Given data ->
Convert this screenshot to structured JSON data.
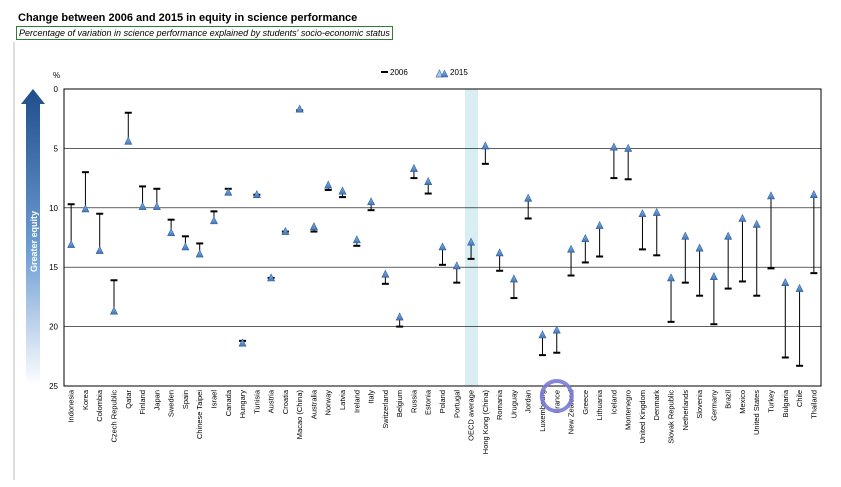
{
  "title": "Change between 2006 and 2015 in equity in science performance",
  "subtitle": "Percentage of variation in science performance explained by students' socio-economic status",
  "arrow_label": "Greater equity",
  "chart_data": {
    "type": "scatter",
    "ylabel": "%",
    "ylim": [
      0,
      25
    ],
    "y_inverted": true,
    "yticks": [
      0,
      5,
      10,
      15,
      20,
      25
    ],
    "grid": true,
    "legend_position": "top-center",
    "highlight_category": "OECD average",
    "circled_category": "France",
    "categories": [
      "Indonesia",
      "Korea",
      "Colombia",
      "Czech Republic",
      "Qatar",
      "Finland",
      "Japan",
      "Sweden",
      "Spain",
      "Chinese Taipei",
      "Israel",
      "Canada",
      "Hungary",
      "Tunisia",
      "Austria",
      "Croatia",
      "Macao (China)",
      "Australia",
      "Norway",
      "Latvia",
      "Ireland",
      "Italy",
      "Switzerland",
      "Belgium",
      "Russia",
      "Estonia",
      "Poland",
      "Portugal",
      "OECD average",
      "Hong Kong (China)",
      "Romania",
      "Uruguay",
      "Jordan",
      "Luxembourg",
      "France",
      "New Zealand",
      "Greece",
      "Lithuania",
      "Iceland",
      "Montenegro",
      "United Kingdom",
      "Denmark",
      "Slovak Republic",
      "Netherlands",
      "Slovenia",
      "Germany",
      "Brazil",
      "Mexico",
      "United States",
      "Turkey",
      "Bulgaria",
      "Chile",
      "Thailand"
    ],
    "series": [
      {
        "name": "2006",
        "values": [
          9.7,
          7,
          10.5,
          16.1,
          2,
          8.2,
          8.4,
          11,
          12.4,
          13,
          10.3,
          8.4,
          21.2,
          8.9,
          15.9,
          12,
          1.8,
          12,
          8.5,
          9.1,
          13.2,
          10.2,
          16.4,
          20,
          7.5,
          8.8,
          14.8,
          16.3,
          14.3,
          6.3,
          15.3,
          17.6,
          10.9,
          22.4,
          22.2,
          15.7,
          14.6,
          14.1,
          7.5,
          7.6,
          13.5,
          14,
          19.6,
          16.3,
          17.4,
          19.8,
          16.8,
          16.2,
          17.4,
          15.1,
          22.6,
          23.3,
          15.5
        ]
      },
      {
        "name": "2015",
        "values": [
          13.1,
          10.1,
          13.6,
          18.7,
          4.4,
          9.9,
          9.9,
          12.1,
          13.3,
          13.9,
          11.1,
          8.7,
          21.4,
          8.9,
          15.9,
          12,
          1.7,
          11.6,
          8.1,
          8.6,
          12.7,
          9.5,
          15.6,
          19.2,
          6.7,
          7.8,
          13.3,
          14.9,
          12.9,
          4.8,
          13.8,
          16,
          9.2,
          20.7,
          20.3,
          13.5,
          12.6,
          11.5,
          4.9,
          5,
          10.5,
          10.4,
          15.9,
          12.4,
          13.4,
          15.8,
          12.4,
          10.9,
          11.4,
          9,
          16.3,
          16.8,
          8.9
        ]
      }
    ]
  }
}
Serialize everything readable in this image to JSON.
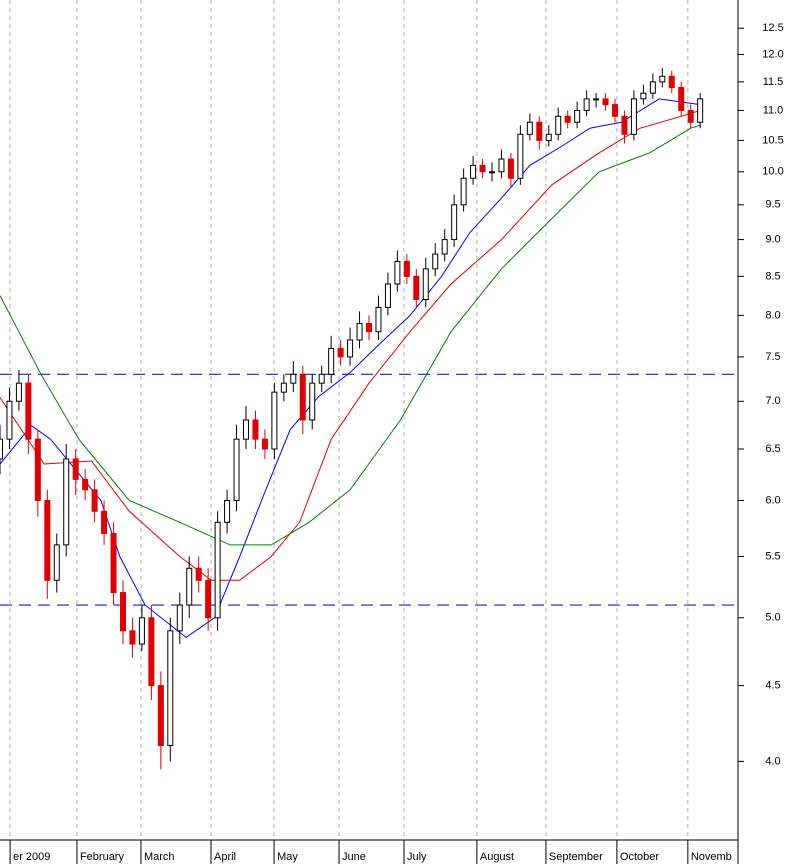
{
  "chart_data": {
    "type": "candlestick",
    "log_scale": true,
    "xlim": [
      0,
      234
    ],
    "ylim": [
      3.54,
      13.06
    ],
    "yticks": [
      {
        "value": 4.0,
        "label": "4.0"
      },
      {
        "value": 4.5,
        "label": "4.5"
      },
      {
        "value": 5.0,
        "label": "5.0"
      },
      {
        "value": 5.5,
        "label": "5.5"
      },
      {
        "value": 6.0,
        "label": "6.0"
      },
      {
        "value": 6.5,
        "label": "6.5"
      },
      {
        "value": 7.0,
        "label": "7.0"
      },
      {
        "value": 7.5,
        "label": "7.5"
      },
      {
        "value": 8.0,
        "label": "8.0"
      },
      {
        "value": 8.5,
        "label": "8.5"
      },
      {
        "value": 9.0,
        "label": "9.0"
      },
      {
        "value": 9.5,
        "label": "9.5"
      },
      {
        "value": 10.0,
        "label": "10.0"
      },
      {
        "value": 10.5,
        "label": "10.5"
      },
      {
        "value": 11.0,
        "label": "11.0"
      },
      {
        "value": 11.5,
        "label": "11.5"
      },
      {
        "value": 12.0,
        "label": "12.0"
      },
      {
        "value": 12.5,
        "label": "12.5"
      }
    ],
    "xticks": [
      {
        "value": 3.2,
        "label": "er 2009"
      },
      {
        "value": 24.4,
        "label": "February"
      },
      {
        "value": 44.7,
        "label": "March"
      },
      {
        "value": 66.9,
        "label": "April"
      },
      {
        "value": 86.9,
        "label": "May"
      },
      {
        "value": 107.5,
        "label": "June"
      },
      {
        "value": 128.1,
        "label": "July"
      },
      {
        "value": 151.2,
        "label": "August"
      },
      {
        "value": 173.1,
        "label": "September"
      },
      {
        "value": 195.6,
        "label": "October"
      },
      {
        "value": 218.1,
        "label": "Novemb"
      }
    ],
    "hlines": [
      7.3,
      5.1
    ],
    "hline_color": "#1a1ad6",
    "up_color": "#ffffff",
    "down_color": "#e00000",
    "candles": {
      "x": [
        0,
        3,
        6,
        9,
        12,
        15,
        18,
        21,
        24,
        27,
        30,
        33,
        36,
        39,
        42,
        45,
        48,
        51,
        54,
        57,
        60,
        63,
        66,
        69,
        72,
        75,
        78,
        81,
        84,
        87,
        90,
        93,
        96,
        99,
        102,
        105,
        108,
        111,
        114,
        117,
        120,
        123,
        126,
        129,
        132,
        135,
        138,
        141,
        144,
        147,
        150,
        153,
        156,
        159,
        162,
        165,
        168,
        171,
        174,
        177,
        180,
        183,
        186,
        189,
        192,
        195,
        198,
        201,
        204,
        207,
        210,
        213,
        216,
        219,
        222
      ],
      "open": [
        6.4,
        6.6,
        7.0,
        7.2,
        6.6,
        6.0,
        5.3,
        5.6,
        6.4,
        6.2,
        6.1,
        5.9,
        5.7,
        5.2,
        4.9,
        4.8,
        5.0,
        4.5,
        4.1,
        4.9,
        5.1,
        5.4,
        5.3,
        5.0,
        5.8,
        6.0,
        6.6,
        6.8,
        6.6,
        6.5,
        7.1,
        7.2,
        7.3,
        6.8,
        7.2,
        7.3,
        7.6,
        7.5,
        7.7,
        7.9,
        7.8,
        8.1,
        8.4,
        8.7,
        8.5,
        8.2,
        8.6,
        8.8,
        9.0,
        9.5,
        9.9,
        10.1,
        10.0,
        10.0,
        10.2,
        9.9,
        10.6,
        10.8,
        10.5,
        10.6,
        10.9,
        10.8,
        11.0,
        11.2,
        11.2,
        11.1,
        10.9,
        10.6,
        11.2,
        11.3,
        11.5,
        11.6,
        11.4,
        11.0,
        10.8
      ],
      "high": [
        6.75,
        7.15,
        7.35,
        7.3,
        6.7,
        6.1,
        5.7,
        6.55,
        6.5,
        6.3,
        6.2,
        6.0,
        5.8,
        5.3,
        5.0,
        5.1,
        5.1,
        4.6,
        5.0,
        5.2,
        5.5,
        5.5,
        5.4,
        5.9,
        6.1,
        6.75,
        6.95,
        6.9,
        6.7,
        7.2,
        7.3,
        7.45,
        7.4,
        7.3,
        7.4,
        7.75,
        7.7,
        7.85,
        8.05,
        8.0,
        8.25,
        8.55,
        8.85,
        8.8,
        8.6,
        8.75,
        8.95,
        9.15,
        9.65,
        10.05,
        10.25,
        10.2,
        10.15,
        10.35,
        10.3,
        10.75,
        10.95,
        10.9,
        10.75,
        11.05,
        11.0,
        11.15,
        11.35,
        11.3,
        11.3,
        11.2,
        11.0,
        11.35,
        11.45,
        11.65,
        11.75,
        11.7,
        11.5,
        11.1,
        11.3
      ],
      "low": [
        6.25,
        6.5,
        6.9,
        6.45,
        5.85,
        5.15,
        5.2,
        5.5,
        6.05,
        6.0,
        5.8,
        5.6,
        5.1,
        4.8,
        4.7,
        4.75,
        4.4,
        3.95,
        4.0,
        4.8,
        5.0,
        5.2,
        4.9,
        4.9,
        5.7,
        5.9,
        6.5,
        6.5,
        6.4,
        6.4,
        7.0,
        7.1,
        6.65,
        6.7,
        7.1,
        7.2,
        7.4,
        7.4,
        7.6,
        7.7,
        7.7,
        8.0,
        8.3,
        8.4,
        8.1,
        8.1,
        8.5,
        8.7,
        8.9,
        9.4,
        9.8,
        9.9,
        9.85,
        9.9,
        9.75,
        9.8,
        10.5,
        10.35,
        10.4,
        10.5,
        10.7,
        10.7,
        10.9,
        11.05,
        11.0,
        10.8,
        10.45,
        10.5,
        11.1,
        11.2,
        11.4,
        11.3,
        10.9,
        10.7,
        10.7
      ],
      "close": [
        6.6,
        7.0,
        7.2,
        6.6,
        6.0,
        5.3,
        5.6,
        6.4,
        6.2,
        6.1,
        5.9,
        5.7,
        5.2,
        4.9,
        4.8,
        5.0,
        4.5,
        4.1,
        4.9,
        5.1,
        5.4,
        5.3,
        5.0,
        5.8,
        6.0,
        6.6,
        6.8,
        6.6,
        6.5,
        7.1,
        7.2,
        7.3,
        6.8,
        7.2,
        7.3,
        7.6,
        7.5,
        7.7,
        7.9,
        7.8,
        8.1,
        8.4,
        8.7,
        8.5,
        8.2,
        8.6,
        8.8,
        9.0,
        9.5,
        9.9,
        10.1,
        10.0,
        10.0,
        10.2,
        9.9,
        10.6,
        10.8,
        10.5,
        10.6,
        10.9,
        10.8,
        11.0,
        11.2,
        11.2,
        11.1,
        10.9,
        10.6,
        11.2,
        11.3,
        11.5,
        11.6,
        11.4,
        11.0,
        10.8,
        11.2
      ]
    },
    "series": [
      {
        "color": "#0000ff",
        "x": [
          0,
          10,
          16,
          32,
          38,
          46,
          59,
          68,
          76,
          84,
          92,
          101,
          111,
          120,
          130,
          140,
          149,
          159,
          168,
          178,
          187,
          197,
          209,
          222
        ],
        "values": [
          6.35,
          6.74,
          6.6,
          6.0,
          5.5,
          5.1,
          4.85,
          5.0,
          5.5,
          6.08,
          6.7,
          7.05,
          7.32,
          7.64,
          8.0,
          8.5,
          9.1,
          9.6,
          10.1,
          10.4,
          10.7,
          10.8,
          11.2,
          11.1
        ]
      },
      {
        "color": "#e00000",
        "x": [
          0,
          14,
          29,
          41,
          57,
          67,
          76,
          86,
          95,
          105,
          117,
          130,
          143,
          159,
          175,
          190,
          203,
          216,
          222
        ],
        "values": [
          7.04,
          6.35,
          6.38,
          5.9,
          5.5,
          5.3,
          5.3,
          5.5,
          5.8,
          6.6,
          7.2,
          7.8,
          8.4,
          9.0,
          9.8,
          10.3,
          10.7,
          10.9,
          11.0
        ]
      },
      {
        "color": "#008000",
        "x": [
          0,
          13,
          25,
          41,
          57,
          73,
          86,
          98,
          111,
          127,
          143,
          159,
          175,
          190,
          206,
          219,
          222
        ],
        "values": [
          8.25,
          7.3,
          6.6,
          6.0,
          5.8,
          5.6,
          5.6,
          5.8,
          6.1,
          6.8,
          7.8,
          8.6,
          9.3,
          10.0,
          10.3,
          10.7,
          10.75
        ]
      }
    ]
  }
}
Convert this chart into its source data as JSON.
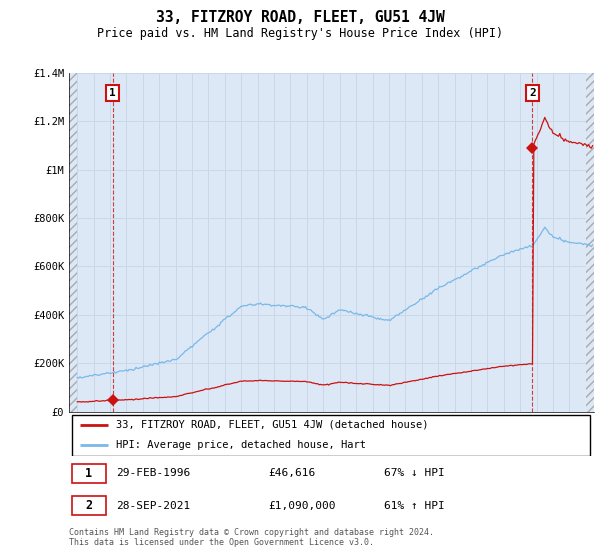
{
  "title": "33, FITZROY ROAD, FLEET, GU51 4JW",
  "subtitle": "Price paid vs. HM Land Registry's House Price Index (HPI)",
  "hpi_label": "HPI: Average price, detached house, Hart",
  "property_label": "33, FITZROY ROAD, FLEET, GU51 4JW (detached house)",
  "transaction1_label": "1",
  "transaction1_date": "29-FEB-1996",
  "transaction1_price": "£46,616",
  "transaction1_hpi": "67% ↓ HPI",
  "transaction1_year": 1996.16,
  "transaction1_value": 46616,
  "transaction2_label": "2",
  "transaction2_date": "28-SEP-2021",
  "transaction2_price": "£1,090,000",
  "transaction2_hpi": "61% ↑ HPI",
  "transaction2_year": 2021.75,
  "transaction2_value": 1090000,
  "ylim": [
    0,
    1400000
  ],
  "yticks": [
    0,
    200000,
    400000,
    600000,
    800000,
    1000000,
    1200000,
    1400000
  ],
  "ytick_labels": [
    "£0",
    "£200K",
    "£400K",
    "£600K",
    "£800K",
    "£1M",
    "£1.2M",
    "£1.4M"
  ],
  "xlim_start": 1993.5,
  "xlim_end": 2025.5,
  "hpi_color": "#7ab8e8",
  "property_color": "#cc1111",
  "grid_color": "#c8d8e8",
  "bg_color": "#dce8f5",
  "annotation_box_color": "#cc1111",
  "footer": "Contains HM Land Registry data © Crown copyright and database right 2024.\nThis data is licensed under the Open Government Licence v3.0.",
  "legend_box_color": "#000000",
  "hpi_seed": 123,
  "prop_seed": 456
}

What you have to do -> Which lines hold the word "subtitle"? Return all of them from the records above.

Solution below ->
  "subtitle": "Percentage of variation in science performance explained by students' socio-economic status",
  "subtitle": "Price paid vs. HM Land Registry's House Price Index (HPI)",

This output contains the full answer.